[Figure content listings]

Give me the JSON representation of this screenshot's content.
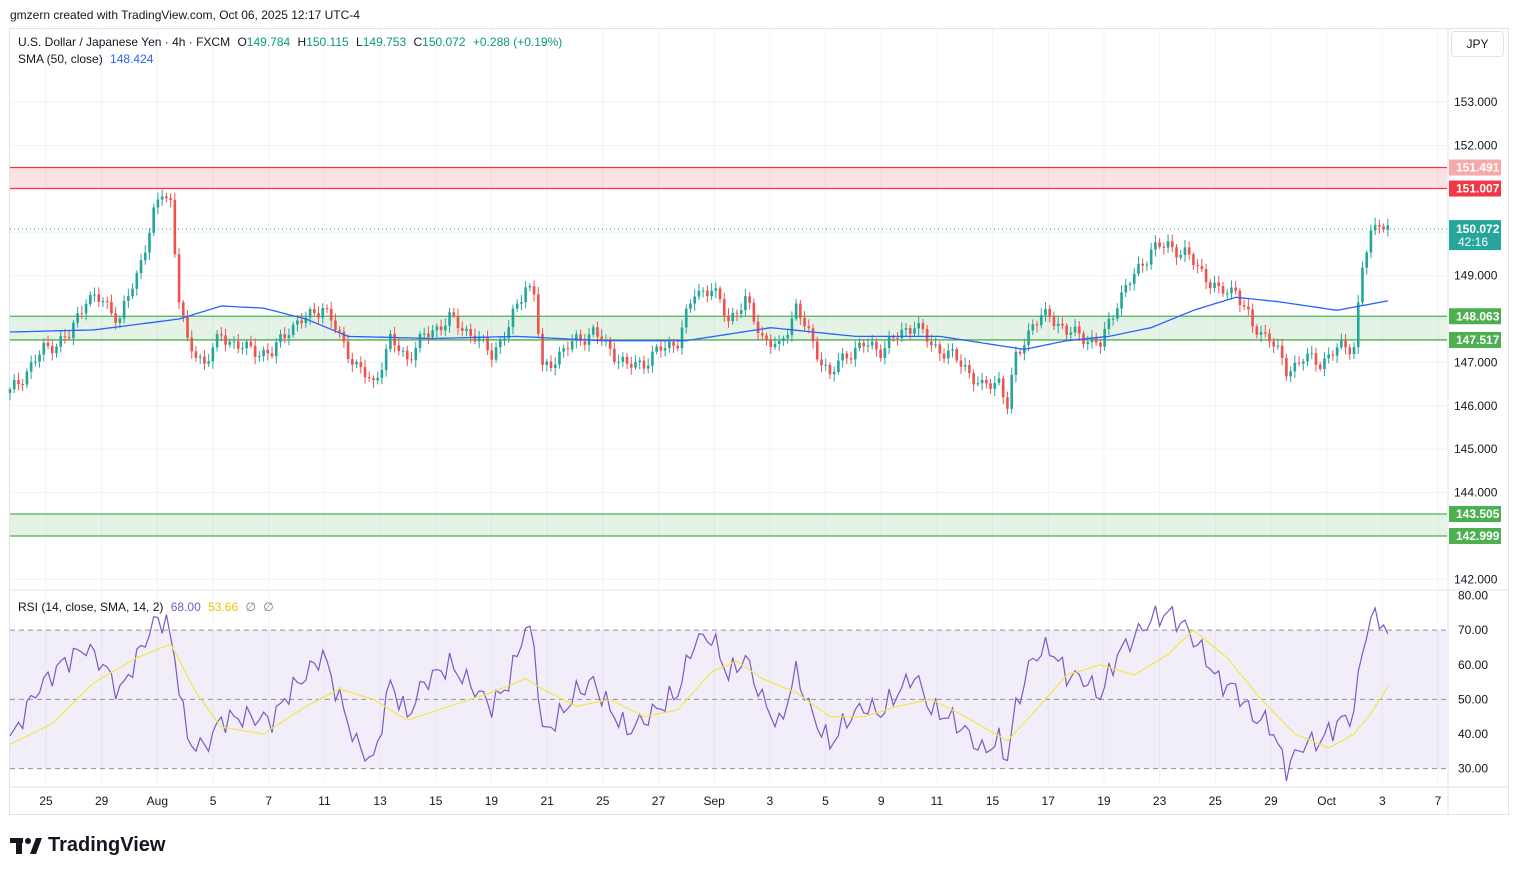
{
  "header": {
    "attribution": "gmzern created with TradingView.com, Oct 06, 2025 12:17 UTC-4"
  },
  "legend": {
    "symbol": "U.S. Dollar / Japanese Yen · 4h · FXCM",
    "o_label": "O",
    "o_value": "149.784",
    "h_label": "H",
    "h_value": "150.115",
    "l_label": "L",
    "l_value": "149.753",
    "c_label": "C",
    "c_value": "150.072",
    "change": "+0.288 (+0.19%)",
    "sma_label": "SMA (50, close)",
    "sma_value": "148.424",
    "rsi_label": "RSI (14, close, SMA, 14, 2)",
    "rsi_value": "68.00",
    "rsi_ma_value": "53.66",
    "rsi_extra1": "∅",
    "rsi_extra2": "∅"
  },
  "currency": "JPY",
  "last_price": {
    "value": "150.072",
    "countdown": "42:16"
  },
  "brand": {
    "name": "TradingView"
  },
  "colors": {
    "up": "#26a69a",
    "down": "#ef5350",
    "sma": "#2962ff",
    "rsi": "#7e57c2",
    "rsi_ma": "#f5e54a",
    "resistance": "#f23645",
    "support": "#4caf50",
    "grid": "#f0f3fa",
    "text": "#131722"
  },
  "chart_data": [
    {
      "type": "candlestick",
      "title": "U.S. Dollar / Japanese Yen · 4h · FXCM",
      "y_ticks": [
        142.0,
        143.0,
        144.0,
        145.0,
        146.0,
        147.0,
        148.0,
        149.0,
        150.0,
        151.0,
        152.0,
        153.0
      ],
      "y_tick_labels": [
        "142.000",
        "",
        "144.000",
        "145.000",
        "146.000",
        "147.000",
        "",
        "149.000",
        "",
        "",
        "152.000",
        "153.000"
      ],
      "ylim": [
        141.8,
        154.2
      ],
      "x_tick_labels": [
        "25",
        "29",
        "Aug",
        "5",
        "7",
        "11",
        "13",
        "15",
        "19",
        "21",
        "25",
        "27",
        "Sep",
        "3",
        "5",
        "9",
        "11",
        "15",
        "17",
        "19",
        "23",
        "25",
        "29",
        "Oct",
        "3",
        "7"
      ],
      "zones": [
        {
          "kind": "resistance",
          "low": 151.007,
          "high": 151.491,
          "low_label": "151.007",
          "high_label": "151.491"
        },
        {
          "kind": "support",
          "low": 147.517,
          "high": 148.063,
          "low_label": "147.517",
          "high_label": "148.063"
        },
        {
          "kind": "support",
          "low": 142.999,
          "high": 143.505,
          "low_label": "142.999",
          "high_label": "143.505"
        }
      ],
      "last_close": 150.072,
      "close_path": [
        [
          0,
          146.3
        ],
        [
          8,
          147.3
        ],
        [
          14,
          147.6
        ],
        [
          18,
          148.5
        ],
        [
          22,
          148.4
        ],
        [
          26,
          148.0
        ],
        [
          30,
          149.0
        ],
        [
          34,
          150.4
        ],
        [
          36,
          150.9
        ],
        [
          38,
          150.7
        ],
        [
          40,
          148.5
        ],
        [
          42,
          147.4
        ],
        [
          46,
          147.0
        ],
        [
          50,
          147.6
        ],
        [
          56,
          147.3
        ],
        [
          62,
          147.2
        ],
        [
          66,
          147.8
        ],
        [
          70,
          148.0
        ],
        [
          74,
          148.3
        ],
        [
          78,
          147.6
        ],
        [
          82,
          146.9
        ],
        [
          86,
          146.5
        ],
        [
          90,
          147.5
        ],
        [
          94,
          147.1
        ],
        [
          98,
          147.6
        ],
        [
          104,
          148.0
        ],
        [
          110,
          147.6
        ],
        [
          114,
          147.2
        ],
        [
          118,
          147.8
        ],
        [
          122,
          148.8
        ],
        [
          124,
          148.6
        ],
        [
          126,
          146.8
        ],
        [
          130,
          147.2
        ],
        [
          134,
          147.5
        ],
        [
          138,
          147.7
        ],
        [
          142,
          147.3
        ],
        [
          146,
          146.9
        ],
        [
          150,
          147.0
        ],
        [
          154,
          147.3
        ],
        [
          158,
          147.5
        ],
        [
          162,
          148.6
        ],
        [
          166,
          148.7
        ],
        [
          170,
          148.0
        ],
        [
          174,
          148.4
        ],
        [
          178,
          147.6
        ],
        [
          182,
          147.3
        ],
        [
          186,
          148.3
        ],
        [
          190,
          147.4
        ],
        [
          194,
          146.7
        ],
        [
          198,
          147.2
        ],
        [
          202,
          147.4
        ],
        [
          206,
          147.3
        ],
        [
          210,
          147.6
        ],
        [
          214,
          147.9
        ],
        [
          218,
          147.4
        ],
        [
          222,
          147.2
        ],
        [
          226,
          146.9
        ],
        [
          230,
          146.4
        ],
        [
          234,
          146.6
        ],
        [
          236,
          146.0
        ],
        [
          238,
          147.1
        ],
        [
          242,
          147.9
        ],
        [
          246,
          148.1
        ],
        [
          250,
          147.7
        ],
        [
          254,
          147.6
        ],
        [
          258,
          147.4
        ],
        [
          262,
          148.4
        ],
        [
          266,
          149.0
        ],
        [
          270,
          149.6
        ],
        [
          274,
          149.7
        ],
        [
          278,
          149.5
        ],
        [
          282,
          149.1
        ],
        [
          286,
          148.6
        ],
        [
          290,
          148.7
        ],
        [
          294,
          147.8
        ],
        [
          298,
          147.6
        ],
        [
          302,
          146.8
        ],
        [
          306,
          147.1
        ],
        [
          310,
          147.0
        ],
        [
          314,
          147.3
        ],
        [
          318,
          147.4
        ],
        [
          320,
          149.2
        ],
        [
          322,
          149.9
        ],
        [
          324,
          150.3
        ],
        [
          326,
          150.07
        ]
      ],
      "sma_path": [
        [
          0,
          147.7
        ],
        [
          20,
          147.75
        ],
        [
          40,
          148.0
        ],
        [
          50,
          148.3
        ],
        [
          60,
          148.25
        ],
        [
          70,
          148.0
        ],
        [
          80,
          147.6
        ],
        [
          100,
          147.55
        ],
        [
          120,
          147.6
        ],
        [
          140,
          147.5
        ],
        [
          160,
          147.5
        ],
        [
          180,
          147.8
        ],
        [
          200,
          147.6
        ],
        [
          220,
          147.6
        ],
        [
          240,
          147.3
        ],
        [
          250,
          147.5
        ],
        [
          260,
          147.6
        ],
        [
          270,
          147.8
        ],
        [
          280,
          148.2
        ],
        [
          290,
          148.5
        ],
        [
          300,
          148.4
        ],
        [
          314,
          148.2
        ],
        [
          326,
          148.42
        ]
      ]
    },
    {
      "type": "line",
      "title": "RSI (14, close, SMA, 14, 2)",
      "ylim": [
        25,
        81
      ],
      "y_ticks": [
        30,
        40,
        50,
        60,
        70,
        80
      ],
      "y_tick_labels": [
        "30.00",
        "40.00",
        "50.00",
        "60.00",
        "70.00",
        "80.00"
      ],
      "band": [
        30,
        70
      ],
      "series": [
        {
          "name": "RSI",
          "points": [
            [
              0,
              38
            ],
            [
              6,
              52
            ],
            [
              12,
              60
            ],
            [
              18,
              65
            ],
            [
              22,
              60
            ],
            [
              26,
              52
            ],
            [
              30,
              62
            ],
            [
              34,
              72
            ],
            [
              37,
              73
            ],
            [
              40,
              55
            ],
            [
              42,
              38
            ],
            [
              46,
              36
            ],
            [
              50,
              44
            ],
            [
              56,
              45
            ],
            [
              62,
              44
            ],
            [
              66,
              52
            ],
            [
              70,
              57
            ],
            [
              74,
              63
            ],
            [
              78,
              50
            ],
            [
              82,
              37
            ],
            [
              86,
              32
            ],
            [
              90,
              55
            ],
            [
              94,
              45
            ],
            [
              98,
              55
            ],
            [
              104,
              60
            ],
            [
              110,
              53
            ],
            [
              114,
              48
            ],
            [
              118,
              55
            ],
            [
              122,
              71
            ],
            [
              124,
              66
            ],
            [
              126,
              40
            ],
            [
              130,
              45
            ],
            [
              134,
              52
            ],
            [
              138,
              55
            ],
            [
              142,
              47
            ],
            [
              146,
              41
            ],
            [
              150,
              44
            ],
            [
              154,
              48
            ],
            [
              158,
              52
            ],
            [
              162,
              67
            ],
            [
              166,
              68
            ],
            [
              170,
              57
            ],
            [
              174,
              62
            ],
            [
              178,
              50
            ],
            [
              182,
              42
            ],
            [
              186,
              58
            ],
            [
              190,
              45
            ],
            [
              194,
              37
            ],
            [
              198,
              44
            ],
            [
              202,
              48
            ],
            [
              206,
              46
            ],
            [
              210,
              52
            ],
            [
              214,
              57
            ],
            [
              218,
              47
            ],
            [
              222,
              45
            ],
            [
              226,
              41
            ],
            [
              230,
              35
            ],
            [
              234,
              38
            ],
            [
              236,
              33
            ],
            [
              238,
              48
            ],
            [
              242,
              62
            ],
            [
              246,
              65
            ],
            [
              250,
              57
            ],
            [
              254,
              56
            ],
            [
              258,
              51
            ],
            [
              262,
              63
            ],
            [
              266,
              68
            ],
            [
              270,
              73
            ],
            [
              274,
              75
            ],
            [
              278,
              71
            ],
            [
              282,
              64
            ],
            [
              286,
              55
            ],
            [
              290,
              53
            ],
            [
              294,
              45
            ],
            [
              298,
              43
            ],
            [
              302,
              30
            ],
            [
              306,
              37
            ],
            [
              310,
              38
            ],
            [
              314,
              43
            ],
            [
              318,
              46
            ],
            [
              320,
              65
            ],
            [
              322,
              73
            ],
            [
              324,
              74
            ],
            [
              326,
              68
            ]
          ]
        },
        {
          "name": "RSI MA",
          "points": [
            [
              0,
              37
            ],
            [
              10,
              43
            ],
            [
              20,
              55
            ],
            [
              30,
              62
            ],
            [
              38,
              66
            ],
            [
              44,
              52
            ],
            [
              50,
              42
            ],
            [
              60,
              40
            ],
            [
              70,
              48
            ],
            [
              78,
              53
            ],
            [
              86,
              50
            ],
            [
              94,
              44
            ],
            [
              104,
              48
            ],
            [
              114,
              52
            ],
            [
              122,
              56
            ],
            [
              126,
              53
            ],
            [
              134,
              48
            ],
            [
              142,
              50
            ],
            [
              150,
              45
            ],
            [
              158,
              47
            ],
            [
              166,
              58
            ],
            [
              172,
              61
            ],
            [
              178,
              56
            ],
            [
              186,
              52
            ],
            [
              194,
              45
            ],
            [
              202,
              45
            ],
            [
              210,
              48
            ],
            [
              218,
              50
            ],
            [
              226,
              45
            ],
            [
              236,
              38
            ],
            [
              242,
              46
            ],
            [
              250,
              57
            ],
            [
              258,
              60
            ],
            [
              266,
              57
            ],
            [
              274,
              63
            ],
            [
              280,
              70
            ],
            [
              288,
              62
            ],
            [
              296,
              50
            ],
            [
              304,
              40
            ],
            [
              312,
              36
            ],
            [
              318,
              40
            ],
            [
              322,
              46
            ],
            [
              326,
              53.66
            ]
          ]
        }
      ]
    }
  ]
}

:: WHAT YOU WILL DO ::
Find each line that has the word "Dollar", then copy it out.

:: THE REPLY ::
    "symbol": "U.S. Dollar / Japanese Yen · 4h · FXCM",
      "title": "U.S. Dollar / Japanese Yen · 4h · FXCM",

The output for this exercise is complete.